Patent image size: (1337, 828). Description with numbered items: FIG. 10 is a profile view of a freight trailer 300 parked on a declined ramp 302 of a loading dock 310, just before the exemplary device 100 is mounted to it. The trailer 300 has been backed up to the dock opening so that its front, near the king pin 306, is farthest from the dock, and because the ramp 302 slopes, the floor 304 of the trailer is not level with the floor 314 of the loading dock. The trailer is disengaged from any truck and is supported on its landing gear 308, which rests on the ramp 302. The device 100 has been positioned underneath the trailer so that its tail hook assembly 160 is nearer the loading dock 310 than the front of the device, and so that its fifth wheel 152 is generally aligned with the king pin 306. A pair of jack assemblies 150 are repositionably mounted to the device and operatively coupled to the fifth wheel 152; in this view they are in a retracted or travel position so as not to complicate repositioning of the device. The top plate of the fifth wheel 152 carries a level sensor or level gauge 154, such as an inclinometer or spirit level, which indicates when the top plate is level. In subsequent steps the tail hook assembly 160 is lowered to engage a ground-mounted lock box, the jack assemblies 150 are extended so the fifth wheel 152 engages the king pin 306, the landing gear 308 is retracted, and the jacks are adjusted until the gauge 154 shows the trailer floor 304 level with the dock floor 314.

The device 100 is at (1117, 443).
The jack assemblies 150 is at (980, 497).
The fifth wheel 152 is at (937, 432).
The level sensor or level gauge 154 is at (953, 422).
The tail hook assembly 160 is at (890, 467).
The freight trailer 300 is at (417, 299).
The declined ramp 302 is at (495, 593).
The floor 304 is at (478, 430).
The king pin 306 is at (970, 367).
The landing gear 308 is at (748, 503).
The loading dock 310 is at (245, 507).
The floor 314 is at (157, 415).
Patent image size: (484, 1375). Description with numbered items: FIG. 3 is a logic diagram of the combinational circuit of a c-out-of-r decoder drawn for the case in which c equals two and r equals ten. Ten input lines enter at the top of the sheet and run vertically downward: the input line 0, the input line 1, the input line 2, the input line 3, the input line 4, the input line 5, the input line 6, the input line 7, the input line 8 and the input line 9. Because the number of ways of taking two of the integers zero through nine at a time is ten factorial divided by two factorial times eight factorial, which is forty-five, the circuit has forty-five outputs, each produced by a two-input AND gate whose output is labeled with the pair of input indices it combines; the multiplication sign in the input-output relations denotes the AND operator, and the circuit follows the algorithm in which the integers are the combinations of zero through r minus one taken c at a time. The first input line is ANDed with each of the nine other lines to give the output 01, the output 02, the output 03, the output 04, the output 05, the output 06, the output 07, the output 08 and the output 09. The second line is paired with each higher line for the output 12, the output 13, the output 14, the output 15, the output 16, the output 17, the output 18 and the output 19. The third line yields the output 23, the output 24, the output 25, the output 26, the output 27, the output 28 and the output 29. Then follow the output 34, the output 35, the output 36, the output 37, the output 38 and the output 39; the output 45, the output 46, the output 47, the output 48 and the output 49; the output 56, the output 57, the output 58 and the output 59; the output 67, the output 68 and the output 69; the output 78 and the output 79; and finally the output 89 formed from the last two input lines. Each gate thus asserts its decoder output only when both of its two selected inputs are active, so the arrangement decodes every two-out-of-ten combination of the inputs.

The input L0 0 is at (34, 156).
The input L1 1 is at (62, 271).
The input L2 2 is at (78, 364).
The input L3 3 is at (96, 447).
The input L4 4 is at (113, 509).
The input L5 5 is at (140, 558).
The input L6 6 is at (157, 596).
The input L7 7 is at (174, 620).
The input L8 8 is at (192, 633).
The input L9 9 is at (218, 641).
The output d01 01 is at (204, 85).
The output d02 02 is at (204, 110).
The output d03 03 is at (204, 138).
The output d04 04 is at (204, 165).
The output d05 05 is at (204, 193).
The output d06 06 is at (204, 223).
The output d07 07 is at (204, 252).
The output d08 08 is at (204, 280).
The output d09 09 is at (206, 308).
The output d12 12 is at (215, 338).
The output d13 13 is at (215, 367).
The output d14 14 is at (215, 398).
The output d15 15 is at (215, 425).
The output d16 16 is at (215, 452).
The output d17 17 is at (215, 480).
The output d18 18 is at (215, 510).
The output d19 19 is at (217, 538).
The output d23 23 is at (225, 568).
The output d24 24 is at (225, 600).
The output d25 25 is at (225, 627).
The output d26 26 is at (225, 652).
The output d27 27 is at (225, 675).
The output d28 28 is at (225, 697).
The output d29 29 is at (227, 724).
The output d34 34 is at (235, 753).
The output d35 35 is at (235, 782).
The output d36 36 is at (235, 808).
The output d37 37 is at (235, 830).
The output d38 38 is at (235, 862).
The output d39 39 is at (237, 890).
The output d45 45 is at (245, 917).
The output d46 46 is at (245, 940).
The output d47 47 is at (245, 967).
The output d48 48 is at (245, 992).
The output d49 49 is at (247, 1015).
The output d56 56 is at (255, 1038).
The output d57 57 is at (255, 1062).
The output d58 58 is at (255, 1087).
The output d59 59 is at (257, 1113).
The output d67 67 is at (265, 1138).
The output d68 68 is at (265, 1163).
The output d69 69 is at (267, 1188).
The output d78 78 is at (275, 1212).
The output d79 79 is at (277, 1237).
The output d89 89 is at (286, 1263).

•••

**Given problem:**
Rewrite all of the records above, changing "Patent image size" to "Drawing size" and keeping everything else the same.

**Exercise solution:**
Drawing size: (1337, 828). Description with numbered items: FIG. 10 is a profile view of a freight trailer 300 parked on a declined ramp 302 of a loading dock 310, just before the exemplary device 100 is mounted to it. The trailer 300 has been backed up to the dock opening so that its front, near the king pin 306, is farthest from the dock, and because the ramp 302 slopes, the floor 304 of the trailer is not level with the floor 314 of the loading dock. The trailer is disengaged from any truck and is supported on its landing gear 308, which rests on the ramp 302. The device 100 has been positioned underneath the trailer so that its tail hook assembly 160 is nearer the loading dock 310 than the front of the device, and so that its fifth wheel 152 is generally aligned with the king pin 306. A pair of jack assemblies 150 are repositionably mounted to the device and operatively coupled to the fifth wheel 152; in this view they are in a retracted or travel position so as not to complicate repositioning of the device. The top plate of the fifth wheel 152 carries a level sensor or level gauge 154, such as an inclinometer or spirit level, which indicates when the top plate is level. In subsequent steps the tail hook assembly 160 is lowered to engage a ground-mounted lock box, the jack assemblies 150 are extended so the fifth wheel 152 engages the king pin 306, the landing gear 308 is retracted, and the jacks are adjusted until the gauge 154 shows the trailer floor 304 level with the dock floor 314.

The device 100 is at (1117, 443).
The jack assemblies 150 is at (980, 497).
The fifth wheel 152 is at (937, 432).
The level sensor or level gauge 154 is at (953, 422).
The tail hook assembly 160 is at (890, 467).
The freight trailer 300 is at (417, 299).
The declined ramp 302 is at (495, 593).
The floor 304 is at (478, 430).
The king pin 306 is at (970, 367).
The landing gear 308 is at (748, 503).
The loading dock 310 is at (245, 507).
The floor 314 is at (157, 415).
Drawing size: (484, 1375). Description with numbered items: FIG. 3 is a logic diagram of the combinational circuit of a c-out-of-r decoder drawn for the case in which c equals two and r equals ten. Ten input lines enter at the top of the sheet and run vertically downward: the input line 0, the input line 1, the input line 2, the input line 3, the input line 4, the input line 5, the input line 6, the input line 7, the input line 8 and the input line 9. Because the number of ways of taking two of the integers zero through nine at a time is ten factorial divided by two factorial times eight factorial, which is forty-five, the circuit has forty-five outputs, each produced by a two-input AND gate whose output is labeled with the pair of input indices it combines; the multiplication sign in the input-output relations denotes the AND operator, and the circuit follows the algorithm in which the integers are the combinations of zero through r minus one taken c at a time. The first input line is ANDed with each of the nine other lines to give the output 01, the output 02, the output 03, the output 04, the output 05, the output 06, the output 07, the output 08 and the output 09. The second line is paired with each higher line for the output 12, the output 13, the output 14, the output 15, the output 16, the output 17, the output 18 and the output 19. The third line yields the output 23, the output 24, the output 25, the output 26, the output 27, the output 28 and the output 29. Then follow the output 34, the output 35, the output 36, the output 37, the output 38 and the output 39; the output 45, the output 46, the output 47, the output 48 and the output 49; the output 56, the output 57, the output 58 and the output 59; the output 67, the output 68 and the output 69; the output 78 and the output 79; and finally the output 89 formed from the last two input lines. Each gate thus asserts its decoder output only when both of its two selected inputs are active, so the arrangement decodes every two-out-of-ten combination of the inputs.

The input L0 0 is at (34, 156).
The input L1 1 is at (62, 271).
The input L2 2 is at (78, 364).
The input L3 3 is at (96, 447).
The input L4 4 is at (113, 509).
The input L5 5 is at (140, 558).
The input L6 6 is at (157, 596).
The input L7 7 is at (174, 620).
The input L8 8 is at (192, 633).
The input L9 9 is at (218, 641).
The output d01 01 is at (204, 85).
The output d02 02 is at (204, 110).
The output d03 03 is at (204, 138).
The output d04 04 is at (204, 165).
The output d05 05 is at (204, 193).
The output d06 06 is at (204, 223).
The output d07 07 is at (204, 252).
The output d08 08 is at (204, 280).
The output d09 09 is at (206, 308).
The output d12 12 is at (215, 338).
The output d13 13 is at (215, 367).
The output d14 14 is at (215, 398).
The output d15 15 is at (215, 425).
The output d16 16 is at (215, 452).
The output d17 17 is at (215, 480).
The output d18 18 is at (215, 510).
The output d19 19 is at (217, 538).
The output d23 23 is at (225, 568).
The output d24 24 is at (225, 600).
The output d25 25 is at (225, 627).
The output d26 26 is at (225, 652).
The output d27 27 is at (225, 675).
The output d28 28 is at (225, 697).
The output d29 29 is at (227, 724).
The output d34 34 is at (235, 753).
The output d35 35 is at (235, 782).
The output d36 36 is at (235, 808).
The output d37 37 is at (235, 830).
The output d38 38 is at (235, 862).
The output d39 39 is at (237, 890).
The output d45 45 is at (245, 917).
The output d46 46 is at (245, 940).
The output d47 47 is at (245, 967).
The output d48 48 is at (245, 992).
The output d49 49 is at (247, 1015).
The output d56 56 is at (255, 1038).
The output d57 57 is at (255, 1062).
The output d58 58 is at (255, 1087).
The output d59 59 is at (257, 1113).
The output d67 67 is at (265, 1138).
The output d68 68 is at (265, 1163).
The output d69 69 is at (267, 1188).
The output d78 78 is at (275, 1212).
The output d79 79 is at (277, 1237).
The output d89 89 is at (286, 1263).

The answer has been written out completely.